• [Set exercise]: Using the records below, give the number of lines where the word "Heights" appears, with no further output.

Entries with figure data
────
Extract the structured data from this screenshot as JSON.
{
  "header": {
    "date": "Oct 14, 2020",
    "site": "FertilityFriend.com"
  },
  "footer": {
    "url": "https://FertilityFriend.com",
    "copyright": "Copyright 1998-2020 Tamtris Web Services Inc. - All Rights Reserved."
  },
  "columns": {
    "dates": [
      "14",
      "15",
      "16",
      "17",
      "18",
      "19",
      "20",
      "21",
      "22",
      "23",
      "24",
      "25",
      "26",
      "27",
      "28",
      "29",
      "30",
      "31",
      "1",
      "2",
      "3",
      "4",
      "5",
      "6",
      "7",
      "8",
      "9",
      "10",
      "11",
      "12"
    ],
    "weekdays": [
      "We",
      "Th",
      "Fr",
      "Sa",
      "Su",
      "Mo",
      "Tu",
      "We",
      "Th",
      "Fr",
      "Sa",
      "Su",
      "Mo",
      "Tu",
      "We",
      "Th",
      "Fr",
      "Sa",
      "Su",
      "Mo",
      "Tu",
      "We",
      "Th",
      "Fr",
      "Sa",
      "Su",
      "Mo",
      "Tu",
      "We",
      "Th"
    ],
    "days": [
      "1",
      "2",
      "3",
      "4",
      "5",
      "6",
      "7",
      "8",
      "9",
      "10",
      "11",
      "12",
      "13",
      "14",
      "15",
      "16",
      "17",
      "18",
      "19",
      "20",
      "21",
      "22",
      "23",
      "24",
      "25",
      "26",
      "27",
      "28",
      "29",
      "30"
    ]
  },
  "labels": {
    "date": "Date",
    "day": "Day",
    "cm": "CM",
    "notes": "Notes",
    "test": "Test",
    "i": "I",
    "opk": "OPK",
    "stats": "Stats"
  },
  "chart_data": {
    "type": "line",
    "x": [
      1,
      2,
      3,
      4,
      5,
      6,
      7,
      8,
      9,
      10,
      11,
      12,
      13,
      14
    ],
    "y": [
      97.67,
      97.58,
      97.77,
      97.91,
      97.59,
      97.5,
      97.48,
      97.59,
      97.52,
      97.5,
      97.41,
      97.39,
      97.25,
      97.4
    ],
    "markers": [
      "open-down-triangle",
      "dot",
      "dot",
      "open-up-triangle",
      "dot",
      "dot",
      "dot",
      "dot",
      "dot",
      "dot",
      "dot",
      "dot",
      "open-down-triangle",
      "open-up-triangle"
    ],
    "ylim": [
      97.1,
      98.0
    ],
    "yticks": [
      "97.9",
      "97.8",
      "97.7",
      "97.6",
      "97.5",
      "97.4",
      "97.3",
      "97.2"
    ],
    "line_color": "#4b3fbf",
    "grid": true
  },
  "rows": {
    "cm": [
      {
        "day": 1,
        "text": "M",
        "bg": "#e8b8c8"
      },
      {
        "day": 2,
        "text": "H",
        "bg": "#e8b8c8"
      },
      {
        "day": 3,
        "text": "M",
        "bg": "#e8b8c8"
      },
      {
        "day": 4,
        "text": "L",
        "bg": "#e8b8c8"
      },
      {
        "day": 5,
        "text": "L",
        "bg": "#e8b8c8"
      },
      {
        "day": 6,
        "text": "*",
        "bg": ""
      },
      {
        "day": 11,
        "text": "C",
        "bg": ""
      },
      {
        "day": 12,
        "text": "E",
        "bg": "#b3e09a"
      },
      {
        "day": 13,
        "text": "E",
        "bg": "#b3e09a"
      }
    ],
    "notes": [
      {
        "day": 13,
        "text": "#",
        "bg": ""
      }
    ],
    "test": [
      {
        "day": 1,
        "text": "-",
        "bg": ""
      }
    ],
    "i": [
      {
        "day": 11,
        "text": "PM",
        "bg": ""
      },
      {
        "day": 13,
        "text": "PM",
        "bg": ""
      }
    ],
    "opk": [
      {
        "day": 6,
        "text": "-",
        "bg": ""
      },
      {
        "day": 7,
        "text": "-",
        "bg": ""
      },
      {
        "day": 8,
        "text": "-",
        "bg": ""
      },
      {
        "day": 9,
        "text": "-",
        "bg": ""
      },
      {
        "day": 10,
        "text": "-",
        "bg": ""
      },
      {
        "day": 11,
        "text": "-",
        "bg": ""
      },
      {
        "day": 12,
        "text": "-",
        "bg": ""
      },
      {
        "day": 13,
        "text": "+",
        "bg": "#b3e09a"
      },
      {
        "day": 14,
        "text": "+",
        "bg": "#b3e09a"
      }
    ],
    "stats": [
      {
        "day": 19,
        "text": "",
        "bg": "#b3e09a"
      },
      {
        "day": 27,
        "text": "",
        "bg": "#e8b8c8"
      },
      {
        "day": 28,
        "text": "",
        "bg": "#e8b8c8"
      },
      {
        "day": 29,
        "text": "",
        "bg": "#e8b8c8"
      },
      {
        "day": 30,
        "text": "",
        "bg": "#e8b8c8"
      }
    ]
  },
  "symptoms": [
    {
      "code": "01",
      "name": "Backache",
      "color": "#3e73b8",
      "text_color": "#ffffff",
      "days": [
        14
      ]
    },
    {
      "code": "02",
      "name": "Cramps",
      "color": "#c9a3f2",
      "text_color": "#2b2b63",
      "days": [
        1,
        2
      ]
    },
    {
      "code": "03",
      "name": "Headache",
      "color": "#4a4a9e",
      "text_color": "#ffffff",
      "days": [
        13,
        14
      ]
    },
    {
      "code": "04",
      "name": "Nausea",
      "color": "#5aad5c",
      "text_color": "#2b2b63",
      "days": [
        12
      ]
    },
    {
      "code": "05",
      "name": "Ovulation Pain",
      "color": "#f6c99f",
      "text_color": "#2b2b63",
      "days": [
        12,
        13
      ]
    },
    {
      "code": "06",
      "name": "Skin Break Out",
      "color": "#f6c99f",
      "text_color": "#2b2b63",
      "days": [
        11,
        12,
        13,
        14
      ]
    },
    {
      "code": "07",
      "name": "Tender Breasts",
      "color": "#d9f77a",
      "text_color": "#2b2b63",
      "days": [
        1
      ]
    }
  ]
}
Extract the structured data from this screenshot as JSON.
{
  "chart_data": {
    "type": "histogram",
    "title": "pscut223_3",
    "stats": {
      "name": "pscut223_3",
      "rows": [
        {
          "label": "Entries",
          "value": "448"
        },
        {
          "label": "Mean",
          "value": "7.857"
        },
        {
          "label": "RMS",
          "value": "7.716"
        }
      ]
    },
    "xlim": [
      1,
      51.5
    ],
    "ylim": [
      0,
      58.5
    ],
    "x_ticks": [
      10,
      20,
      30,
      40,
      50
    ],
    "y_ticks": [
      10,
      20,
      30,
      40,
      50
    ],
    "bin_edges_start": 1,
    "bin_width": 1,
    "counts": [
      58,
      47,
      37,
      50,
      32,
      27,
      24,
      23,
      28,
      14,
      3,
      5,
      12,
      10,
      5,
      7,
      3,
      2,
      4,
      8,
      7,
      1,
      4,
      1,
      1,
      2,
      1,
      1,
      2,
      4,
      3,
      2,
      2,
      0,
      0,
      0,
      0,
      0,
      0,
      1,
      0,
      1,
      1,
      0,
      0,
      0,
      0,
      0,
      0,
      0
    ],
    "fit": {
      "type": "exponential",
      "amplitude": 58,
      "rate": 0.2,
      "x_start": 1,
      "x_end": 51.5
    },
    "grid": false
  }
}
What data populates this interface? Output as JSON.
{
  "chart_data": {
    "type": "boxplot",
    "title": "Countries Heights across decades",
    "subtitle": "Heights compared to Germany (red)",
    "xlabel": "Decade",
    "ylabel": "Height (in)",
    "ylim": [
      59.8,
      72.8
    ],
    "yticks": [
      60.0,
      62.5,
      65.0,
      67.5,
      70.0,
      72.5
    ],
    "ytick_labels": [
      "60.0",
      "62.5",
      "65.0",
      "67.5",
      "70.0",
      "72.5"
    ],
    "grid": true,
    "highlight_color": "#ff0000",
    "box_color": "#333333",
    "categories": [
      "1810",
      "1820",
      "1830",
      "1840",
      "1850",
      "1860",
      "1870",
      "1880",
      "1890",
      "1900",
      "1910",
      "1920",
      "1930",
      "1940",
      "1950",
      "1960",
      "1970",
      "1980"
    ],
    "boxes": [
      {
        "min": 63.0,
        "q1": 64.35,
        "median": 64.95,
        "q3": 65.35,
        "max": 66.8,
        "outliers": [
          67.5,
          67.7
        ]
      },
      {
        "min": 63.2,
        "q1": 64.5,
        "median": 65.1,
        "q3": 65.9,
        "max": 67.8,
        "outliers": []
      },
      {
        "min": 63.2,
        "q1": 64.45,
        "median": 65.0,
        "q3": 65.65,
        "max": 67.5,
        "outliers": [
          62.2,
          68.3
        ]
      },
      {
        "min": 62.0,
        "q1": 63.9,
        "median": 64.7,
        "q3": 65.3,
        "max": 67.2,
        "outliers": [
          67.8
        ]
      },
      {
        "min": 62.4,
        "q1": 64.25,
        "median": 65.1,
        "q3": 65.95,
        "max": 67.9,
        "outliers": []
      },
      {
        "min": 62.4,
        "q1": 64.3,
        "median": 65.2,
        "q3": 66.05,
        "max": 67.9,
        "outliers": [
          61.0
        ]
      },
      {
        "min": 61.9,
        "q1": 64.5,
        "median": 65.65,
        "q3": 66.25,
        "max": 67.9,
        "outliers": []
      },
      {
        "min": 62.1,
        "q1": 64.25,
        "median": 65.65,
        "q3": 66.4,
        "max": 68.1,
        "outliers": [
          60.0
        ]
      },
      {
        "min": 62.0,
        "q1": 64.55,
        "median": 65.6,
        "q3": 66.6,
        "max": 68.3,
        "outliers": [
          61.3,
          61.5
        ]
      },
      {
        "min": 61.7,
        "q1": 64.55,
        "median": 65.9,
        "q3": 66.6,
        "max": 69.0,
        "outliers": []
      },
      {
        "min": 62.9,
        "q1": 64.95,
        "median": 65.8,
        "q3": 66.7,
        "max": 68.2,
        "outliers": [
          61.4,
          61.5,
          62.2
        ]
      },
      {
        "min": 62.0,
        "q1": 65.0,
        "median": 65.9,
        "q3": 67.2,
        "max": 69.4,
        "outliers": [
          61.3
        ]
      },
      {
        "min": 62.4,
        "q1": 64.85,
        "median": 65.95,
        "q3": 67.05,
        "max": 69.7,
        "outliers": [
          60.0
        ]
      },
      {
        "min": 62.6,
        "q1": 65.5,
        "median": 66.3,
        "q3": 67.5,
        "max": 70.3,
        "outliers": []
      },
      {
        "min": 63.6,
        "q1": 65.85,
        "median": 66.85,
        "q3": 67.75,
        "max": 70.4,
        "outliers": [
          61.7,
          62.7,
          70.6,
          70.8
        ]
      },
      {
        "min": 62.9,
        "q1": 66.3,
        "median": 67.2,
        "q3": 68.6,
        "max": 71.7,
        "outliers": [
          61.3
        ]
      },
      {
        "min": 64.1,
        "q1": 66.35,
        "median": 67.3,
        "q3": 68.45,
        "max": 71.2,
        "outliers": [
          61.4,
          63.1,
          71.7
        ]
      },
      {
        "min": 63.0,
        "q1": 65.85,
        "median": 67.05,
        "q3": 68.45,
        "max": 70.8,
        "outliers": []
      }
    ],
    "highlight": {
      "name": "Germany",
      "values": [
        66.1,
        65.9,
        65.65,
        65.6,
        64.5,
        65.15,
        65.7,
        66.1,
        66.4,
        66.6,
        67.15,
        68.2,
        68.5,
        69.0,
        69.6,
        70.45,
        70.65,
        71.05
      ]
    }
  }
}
────
• [Worked answer]: 2